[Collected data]
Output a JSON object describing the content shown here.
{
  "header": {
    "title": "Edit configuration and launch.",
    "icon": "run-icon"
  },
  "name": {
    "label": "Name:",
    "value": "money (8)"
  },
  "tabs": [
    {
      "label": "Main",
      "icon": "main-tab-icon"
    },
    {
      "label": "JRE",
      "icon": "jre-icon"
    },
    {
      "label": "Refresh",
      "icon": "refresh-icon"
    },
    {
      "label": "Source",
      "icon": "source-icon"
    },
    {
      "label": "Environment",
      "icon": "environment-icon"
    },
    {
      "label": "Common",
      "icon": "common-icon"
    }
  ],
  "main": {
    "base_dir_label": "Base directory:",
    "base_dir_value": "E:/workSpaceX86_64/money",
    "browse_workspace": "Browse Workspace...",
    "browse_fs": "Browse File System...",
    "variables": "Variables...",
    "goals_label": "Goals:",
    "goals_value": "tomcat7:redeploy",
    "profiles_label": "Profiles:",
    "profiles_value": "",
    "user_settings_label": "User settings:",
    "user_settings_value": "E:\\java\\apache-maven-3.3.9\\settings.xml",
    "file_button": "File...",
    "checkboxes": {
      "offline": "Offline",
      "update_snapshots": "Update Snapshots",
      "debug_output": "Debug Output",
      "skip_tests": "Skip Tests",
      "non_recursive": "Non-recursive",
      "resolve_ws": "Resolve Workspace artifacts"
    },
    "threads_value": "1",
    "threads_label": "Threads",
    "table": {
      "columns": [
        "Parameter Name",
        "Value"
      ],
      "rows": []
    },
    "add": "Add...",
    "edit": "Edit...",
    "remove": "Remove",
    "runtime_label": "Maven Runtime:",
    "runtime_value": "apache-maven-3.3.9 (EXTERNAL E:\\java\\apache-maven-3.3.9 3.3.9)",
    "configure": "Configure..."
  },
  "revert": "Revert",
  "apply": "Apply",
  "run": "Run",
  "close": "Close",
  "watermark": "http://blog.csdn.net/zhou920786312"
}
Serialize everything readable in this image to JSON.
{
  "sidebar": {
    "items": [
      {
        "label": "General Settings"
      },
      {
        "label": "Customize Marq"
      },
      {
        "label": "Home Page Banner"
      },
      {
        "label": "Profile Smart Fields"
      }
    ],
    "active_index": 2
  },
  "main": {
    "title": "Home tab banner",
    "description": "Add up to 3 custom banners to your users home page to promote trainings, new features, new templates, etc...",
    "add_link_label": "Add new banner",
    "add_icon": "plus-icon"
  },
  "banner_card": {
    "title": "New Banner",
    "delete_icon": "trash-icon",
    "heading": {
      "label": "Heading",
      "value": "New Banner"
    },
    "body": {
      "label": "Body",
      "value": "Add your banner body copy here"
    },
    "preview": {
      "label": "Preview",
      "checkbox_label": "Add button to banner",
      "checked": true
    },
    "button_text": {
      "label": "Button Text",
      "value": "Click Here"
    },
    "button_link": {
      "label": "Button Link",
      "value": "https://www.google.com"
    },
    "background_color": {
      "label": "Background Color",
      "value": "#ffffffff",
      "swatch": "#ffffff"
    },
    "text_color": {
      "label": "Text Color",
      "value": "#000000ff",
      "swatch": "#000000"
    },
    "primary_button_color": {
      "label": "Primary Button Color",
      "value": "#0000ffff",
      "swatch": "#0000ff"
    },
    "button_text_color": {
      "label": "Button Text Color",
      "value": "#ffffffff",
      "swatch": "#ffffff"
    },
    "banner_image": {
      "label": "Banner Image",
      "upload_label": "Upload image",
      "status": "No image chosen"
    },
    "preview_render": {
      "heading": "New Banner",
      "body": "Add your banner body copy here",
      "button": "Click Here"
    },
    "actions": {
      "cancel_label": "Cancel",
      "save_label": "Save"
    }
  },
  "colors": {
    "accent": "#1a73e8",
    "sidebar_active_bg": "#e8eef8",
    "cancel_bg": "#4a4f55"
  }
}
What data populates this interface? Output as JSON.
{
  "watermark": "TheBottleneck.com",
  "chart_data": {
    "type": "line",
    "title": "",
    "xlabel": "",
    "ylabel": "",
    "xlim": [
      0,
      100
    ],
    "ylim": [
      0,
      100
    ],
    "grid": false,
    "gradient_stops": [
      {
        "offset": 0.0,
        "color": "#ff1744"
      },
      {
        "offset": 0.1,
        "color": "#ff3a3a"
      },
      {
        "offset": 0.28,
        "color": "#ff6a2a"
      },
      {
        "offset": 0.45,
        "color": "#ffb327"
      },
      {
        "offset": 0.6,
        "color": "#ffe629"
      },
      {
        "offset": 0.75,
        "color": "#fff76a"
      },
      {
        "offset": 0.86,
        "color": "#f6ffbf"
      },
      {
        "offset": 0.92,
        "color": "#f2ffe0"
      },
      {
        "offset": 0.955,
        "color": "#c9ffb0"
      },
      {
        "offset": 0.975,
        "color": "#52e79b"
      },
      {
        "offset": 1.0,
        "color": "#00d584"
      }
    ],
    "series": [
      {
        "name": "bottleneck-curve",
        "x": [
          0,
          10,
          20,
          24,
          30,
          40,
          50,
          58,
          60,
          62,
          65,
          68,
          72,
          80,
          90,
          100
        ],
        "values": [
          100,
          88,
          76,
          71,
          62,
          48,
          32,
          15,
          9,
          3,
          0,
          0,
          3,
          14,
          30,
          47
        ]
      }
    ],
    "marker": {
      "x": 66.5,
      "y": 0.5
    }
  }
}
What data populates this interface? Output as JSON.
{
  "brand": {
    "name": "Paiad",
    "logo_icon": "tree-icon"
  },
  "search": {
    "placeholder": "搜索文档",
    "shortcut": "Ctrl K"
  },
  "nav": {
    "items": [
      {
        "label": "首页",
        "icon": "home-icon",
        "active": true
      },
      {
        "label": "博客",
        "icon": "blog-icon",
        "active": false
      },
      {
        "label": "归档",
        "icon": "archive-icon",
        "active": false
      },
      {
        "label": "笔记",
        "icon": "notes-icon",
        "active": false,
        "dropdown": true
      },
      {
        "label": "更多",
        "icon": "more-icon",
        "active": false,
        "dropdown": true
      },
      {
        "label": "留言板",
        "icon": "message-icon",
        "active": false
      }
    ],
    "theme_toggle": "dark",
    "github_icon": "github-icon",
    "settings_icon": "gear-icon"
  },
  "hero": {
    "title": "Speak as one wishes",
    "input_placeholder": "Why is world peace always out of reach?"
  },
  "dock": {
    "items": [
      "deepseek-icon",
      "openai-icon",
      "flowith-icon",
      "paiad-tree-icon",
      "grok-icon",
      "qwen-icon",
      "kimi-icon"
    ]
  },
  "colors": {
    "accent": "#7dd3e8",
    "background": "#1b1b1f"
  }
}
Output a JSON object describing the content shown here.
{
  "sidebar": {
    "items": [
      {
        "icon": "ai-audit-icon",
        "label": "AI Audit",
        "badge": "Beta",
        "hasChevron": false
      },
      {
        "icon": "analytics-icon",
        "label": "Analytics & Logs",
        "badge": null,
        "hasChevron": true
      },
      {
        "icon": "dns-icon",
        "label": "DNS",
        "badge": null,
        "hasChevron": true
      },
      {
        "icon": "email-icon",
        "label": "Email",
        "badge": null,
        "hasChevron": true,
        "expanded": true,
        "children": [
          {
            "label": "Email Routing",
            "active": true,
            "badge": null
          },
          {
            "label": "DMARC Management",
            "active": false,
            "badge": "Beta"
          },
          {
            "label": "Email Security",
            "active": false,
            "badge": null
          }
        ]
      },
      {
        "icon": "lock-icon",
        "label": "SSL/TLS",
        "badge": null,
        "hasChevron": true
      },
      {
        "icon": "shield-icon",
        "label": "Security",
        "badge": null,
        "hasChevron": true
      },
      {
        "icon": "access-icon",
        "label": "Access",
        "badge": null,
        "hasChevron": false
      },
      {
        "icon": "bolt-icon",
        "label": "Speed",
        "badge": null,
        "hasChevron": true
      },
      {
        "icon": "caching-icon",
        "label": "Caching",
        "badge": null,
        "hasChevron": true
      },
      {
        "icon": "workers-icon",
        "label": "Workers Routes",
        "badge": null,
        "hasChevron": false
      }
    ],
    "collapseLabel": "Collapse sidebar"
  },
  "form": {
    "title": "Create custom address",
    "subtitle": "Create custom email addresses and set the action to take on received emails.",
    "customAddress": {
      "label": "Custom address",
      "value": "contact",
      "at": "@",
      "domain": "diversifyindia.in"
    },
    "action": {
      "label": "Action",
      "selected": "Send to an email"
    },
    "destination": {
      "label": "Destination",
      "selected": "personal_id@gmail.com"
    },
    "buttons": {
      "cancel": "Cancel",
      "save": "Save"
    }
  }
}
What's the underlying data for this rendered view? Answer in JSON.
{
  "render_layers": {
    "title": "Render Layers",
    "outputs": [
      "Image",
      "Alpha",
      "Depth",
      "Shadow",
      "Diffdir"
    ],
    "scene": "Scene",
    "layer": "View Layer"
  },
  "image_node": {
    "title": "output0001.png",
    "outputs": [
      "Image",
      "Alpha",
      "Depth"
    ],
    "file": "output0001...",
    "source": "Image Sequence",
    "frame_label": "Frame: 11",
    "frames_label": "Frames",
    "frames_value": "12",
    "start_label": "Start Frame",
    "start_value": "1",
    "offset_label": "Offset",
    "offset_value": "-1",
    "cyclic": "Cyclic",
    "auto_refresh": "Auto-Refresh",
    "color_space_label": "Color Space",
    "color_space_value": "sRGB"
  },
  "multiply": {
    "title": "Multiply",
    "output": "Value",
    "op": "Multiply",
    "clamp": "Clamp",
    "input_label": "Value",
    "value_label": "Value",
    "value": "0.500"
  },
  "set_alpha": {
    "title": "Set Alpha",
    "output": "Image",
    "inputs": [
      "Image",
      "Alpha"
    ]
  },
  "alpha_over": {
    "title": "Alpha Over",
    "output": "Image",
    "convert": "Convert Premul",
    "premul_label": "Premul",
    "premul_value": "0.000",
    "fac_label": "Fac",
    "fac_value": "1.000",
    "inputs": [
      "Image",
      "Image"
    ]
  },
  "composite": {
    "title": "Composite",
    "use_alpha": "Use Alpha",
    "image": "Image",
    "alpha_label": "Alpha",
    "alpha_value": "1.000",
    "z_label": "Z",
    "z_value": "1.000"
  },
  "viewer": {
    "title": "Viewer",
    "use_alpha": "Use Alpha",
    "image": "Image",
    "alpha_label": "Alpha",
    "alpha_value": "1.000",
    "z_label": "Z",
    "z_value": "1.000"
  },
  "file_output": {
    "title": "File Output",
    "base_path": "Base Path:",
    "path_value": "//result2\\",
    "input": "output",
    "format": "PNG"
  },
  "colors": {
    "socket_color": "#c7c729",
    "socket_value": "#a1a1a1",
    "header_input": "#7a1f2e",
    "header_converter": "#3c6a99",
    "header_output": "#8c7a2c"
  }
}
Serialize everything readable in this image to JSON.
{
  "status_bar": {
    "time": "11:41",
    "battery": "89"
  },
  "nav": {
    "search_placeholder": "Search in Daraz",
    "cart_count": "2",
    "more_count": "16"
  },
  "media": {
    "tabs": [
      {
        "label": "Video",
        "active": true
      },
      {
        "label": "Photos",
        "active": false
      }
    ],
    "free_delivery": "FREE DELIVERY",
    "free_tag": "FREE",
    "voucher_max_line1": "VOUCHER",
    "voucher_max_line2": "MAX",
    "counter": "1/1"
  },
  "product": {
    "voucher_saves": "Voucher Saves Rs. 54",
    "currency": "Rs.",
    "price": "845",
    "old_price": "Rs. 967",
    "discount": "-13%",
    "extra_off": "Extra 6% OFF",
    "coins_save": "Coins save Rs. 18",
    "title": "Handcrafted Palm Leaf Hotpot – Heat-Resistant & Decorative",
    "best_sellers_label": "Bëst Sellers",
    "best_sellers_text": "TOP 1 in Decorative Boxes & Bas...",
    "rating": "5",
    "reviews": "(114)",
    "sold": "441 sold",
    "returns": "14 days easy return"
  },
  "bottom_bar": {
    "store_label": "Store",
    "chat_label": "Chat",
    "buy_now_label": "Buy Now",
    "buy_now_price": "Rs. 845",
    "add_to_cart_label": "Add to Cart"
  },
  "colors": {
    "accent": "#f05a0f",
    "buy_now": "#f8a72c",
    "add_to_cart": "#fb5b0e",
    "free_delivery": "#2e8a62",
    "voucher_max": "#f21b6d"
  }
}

## Exercise
Extract every line of the records above that contains the word "java".

## Solution to the exercise
    "user_settings_value": "E:\\java\\apache-maven-3.3.9\\settings.xml",
    "runtime_value": "apache-maven-3.3.9 (EXTERNAL E:\\java\\apache-maven-3.3.9 3.3.9)",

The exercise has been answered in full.